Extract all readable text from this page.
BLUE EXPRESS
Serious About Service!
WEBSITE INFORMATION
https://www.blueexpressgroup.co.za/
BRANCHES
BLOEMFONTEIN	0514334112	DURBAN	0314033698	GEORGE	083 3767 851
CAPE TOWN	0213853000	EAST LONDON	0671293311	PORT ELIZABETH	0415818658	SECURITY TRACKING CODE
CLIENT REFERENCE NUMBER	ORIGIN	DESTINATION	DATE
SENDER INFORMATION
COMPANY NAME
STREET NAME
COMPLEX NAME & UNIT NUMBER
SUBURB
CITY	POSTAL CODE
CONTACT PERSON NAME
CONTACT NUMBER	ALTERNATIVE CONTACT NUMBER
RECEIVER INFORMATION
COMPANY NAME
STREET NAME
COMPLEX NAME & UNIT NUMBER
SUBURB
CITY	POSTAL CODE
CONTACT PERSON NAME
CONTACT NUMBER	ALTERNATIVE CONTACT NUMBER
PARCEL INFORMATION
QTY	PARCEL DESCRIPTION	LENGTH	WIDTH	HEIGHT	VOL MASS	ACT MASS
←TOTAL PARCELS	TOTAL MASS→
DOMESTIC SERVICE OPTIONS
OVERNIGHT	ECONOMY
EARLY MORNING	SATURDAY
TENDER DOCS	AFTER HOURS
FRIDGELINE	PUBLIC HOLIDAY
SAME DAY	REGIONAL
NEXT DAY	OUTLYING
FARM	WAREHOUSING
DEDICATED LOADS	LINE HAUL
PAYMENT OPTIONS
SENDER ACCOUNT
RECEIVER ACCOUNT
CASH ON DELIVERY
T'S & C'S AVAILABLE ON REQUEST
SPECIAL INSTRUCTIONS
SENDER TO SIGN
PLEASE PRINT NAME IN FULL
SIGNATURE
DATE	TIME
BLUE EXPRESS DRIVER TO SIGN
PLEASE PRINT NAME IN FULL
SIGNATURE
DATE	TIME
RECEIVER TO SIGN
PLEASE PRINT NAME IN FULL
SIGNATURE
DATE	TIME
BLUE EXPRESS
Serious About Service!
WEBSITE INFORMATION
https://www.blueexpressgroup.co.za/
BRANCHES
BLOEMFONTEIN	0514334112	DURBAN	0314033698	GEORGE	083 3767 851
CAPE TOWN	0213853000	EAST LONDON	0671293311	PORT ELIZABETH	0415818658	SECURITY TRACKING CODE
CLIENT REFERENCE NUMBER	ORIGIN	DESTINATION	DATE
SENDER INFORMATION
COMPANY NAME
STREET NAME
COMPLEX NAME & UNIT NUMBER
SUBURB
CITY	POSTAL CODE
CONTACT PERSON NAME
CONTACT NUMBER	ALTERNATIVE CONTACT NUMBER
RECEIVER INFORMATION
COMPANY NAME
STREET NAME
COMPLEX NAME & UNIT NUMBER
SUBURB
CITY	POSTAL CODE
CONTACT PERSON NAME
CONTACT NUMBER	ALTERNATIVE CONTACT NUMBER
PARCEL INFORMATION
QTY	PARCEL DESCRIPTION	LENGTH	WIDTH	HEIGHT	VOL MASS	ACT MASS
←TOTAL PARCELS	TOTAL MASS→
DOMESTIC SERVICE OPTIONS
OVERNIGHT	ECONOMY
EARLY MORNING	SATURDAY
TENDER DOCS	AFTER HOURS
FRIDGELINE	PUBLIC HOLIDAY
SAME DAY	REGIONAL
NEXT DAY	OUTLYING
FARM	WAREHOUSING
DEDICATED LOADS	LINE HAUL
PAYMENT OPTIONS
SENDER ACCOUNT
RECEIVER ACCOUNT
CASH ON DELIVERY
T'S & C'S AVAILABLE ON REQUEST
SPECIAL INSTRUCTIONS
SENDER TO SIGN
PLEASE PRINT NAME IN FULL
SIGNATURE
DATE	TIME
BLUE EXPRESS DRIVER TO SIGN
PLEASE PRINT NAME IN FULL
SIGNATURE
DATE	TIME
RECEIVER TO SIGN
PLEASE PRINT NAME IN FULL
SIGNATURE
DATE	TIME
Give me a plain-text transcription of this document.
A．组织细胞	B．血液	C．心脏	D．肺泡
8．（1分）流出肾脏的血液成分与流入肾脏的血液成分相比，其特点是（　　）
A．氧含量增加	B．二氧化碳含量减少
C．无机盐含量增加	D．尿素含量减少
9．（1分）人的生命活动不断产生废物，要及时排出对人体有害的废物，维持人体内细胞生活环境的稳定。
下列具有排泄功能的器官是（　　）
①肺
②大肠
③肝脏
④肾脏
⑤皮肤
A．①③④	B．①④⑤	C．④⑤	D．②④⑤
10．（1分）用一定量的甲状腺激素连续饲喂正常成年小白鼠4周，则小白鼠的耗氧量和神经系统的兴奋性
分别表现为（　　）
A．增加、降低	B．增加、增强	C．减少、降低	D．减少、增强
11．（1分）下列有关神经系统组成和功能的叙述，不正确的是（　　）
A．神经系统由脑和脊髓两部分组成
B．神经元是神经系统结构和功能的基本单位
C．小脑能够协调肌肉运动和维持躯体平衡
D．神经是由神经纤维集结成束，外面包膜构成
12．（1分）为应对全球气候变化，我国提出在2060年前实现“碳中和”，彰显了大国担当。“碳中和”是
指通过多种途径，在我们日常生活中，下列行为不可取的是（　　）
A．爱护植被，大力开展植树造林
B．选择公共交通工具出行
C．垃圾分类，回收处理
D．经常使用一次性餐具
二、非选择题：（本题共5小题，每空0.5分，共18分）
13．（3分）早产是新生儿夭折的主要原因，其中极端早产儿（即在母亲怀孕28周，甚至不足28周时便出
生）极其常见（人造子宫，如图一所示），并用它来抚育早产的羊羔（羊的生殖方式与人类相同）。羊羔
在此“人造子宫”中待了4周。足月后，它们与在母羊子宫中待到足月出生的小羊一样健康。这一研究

## STATED PROBLEM
Copy the material above, line for line.

## WORKED ANSWER
Extract all readable text from this page.
BLUE EXPRESS
Serious About Service!
WEBSITE INFORMATION
https://www.blueexpressgroup.co.za/
BRANCHES
BLOEMFONTEIN	0514334112	DURBAN	0314033698	GEORGE	083 3767 851
CAPE TOWN	0213853000	EAST LONDON	0671293311	PORT ELIZABETH	0415818658	SECURITY TRACKING CODE
CLIENT REFERENCE NUMBER	ORIGIN	DESTINATION	DATE
SENDER INFORMATION
COMPANY NAME
STREET NAME
COMPLEX NAME & UNIT NUMBER
SUBURB
CITY	POSTAL CODE
CONTACT PERSON NAME
CONTACT NUMBER	ALTERNATIVE CONTACT NUMBER
RECEIVER INFORMATION
COMPANY NAME
STREET NAME
COMPLEX NAME & UNIT NUMBER
SUBURB
CITY	POSTAL CODE
CONTACT PERSON NAME
CONTACT NUMBER	ALTERNATIVE CONTACT NUMBER
PARCEL INFORMATION
QTY	PARCEL DESCRIPTION	LENGTH	WIDTH	HEIGHT	VOL MASS	ACT MASS
←TOTAL PARCELS	TOTAL MASS→
DOMESTIC SERVICE OPTIONS
OVERNIGHT	ECONOMY
EARLY MORNING	SATURDAY
TENDER DOCS	AFTER HOURS
FRIDGELINE	PUBLIC HOLIDAY
SAME DAY	REGIONAL
NEXT DAY	OUTLYING
FARM	WAREHOUSING
DEDICATED LOADS	LINE HAUL
PAYMENT OPTIONS
SENDER ACCOUNT
RECEIVER ACCOUNT
CASH ON DELIVERY
T'S & C'S AVAILABLE ON REQUEST
SPECIAL INSTRUCTIONS
SENDER TO SIGN
PLEASE PRINT NAME IN FULL
SIGNATURE
DATE	TIME
BLUE EXPRESS DRIVER TO SIGN
PLEASE PRINT NAME IN FULL
SIGNATURE
DATE	TIME
RECEIVER TO SIGN
PLEASE PRINT NAME IN FULL
SIGNATURE
DATE	TIME
BLUE EXPRESS
Serious About Service!
WEBSITE INFORMATION
https://www.blueexpressgroup.co.za/
BRANCHES
BLOEMFONTEIN	0514334112	DURBAN	0314033698	GEORGE	083 3767 851
CAPE TOWN	0213853000	EAST LONDON	0671293311	PORT ELIZABETH	0415818658	SECURITY TRACKING CODE
CLIENT REFERENCE NUMBER	ORIGIN	DESTINATION	DATE
SENDER INFORMATION
COMPANY NAME
STREET NAME
COMPLEX NAME & UNIT NUMBER
SUBURB
CITY	POSTAL CODE
CONTACT PERSON NAME
CONTACT NUMBER	ALTERNATIVE CONTACT NUMBER
RECEIVER INFORMATION
COMPANY NAME
STREET NAME
COMPLEX NAME & UNIT NUMBER
SUBURB
CITY	POSTAL CODE
CONTACT PERSON NAME
CONTACT NUMBER	ALTERNATIVE CONTACT NUMBER
PARCEL INFORMATION
QTY	PARCEL DESCRIPTION	LENGTH	WIDTH	HEIGHT	VOL MASS	ACT MASS
←TOTAL PARCELS	TOTAL MASS→
DOMESTIC SERVICE OPTIONS
OVERNIGHT	ECONOMY
EARLY MORNING	SATURDAY
TENDER DOCS	AFTER HOURS
FRIDGELINE	PUBLIC HOLIDAY
SAME DAY	REGIONAL
NEXT DAY	OUTLYING
FARM	WAREHOUSING
DEDICATED LOADS	LINE HAUL
PAYMENT OPTIONS
SENDER ACCOUNT
RECEIVER ACCOUNT
CASH ON DELIVERY
T'S & C'S AVAILABLE ON REQUEST
SPECIAL INSTRUCTIONS
SENDER TO SIGN
PLEASE PRINT NAME IN FULL
SIGNATURE
DATE	TIME
BLUE EXPRESS DRIVER TO SIGN
PLEASE PRINT NAME IN FULL
SIGNATURE
DATE	TIME
RECEIVER TO SIGN
PLEASE PRINT NAME IN FULL
SIGNATURE
DATE	TIME
Give me a plain-text transcription of this document.
A．组织细胞	B．血液	C．心脏	D．肺泡
8．（1分）流出肾脏的血液成分与流入肾脏的血液成分相比，其特点是（　　）
A．氧含量增加	B．二氧化碳含量减少
C．无机盐含量增加	D．尿素含量减少
9．（1分）人的生命活动不断产生废物，要及时排出对人体有害的废物，维持人体内细胞生活环境的稳定。
下列具有排泄功能的器官是（　　）
①肺
②大肠
③肝脏
④肾脏
⑤皮肤
A．①③④	B．①④⑤	C．④⑤	D．②④⑤
10．（1分）用一定量的甲状腺激素连续饲喂正常成年小白鼠4周，则小白鼠的耗氧量和神经系统的兴奋性
分别表现为（　　）
A．增加、降低	B．增加、增强	C．减少、降低	D．减少、增强
11．（1分）下列有关神经系统组成和功能的叙述，不正确的是（　　）
A．神经系统由脑和脊髓两部分组成
B．神经元是神经系统结构和功能的基本单位
C．小脑能够协调肌肉运动和维持躯体平衡
D．神经是由神经纤维集结成束，外面包膜构成
12．（1分）为应对全球气候变化，我国提出在2060年前实现“碳中和”，彰显了大国担当。“碳中和”是
指通过多种途径，在我们日常生活中，下列行为不可取的是（　　）
A．爱护植被，大力开展植树造林
B．选择公共交通工具出行
C．垃圾分类，回收处理
D．经常使用一次性餐具
二、非选择题：（本题共5小题，每空0.5分，共18分）
13．（3分）早产是新生儿夭折的主要原因，其中极端早产儿（即在母亲怀孕28周，甚至不足28周时便出
生）极其常见（人造子宫，如图一所示），并用它来抚育早产的羊羔（羊的生殖方式与人类相同）。羊羔
在此“人造子宫”中待了4周。足月后，它们与在母羊子宫中待到足月出生的小羊一样健康。这一研究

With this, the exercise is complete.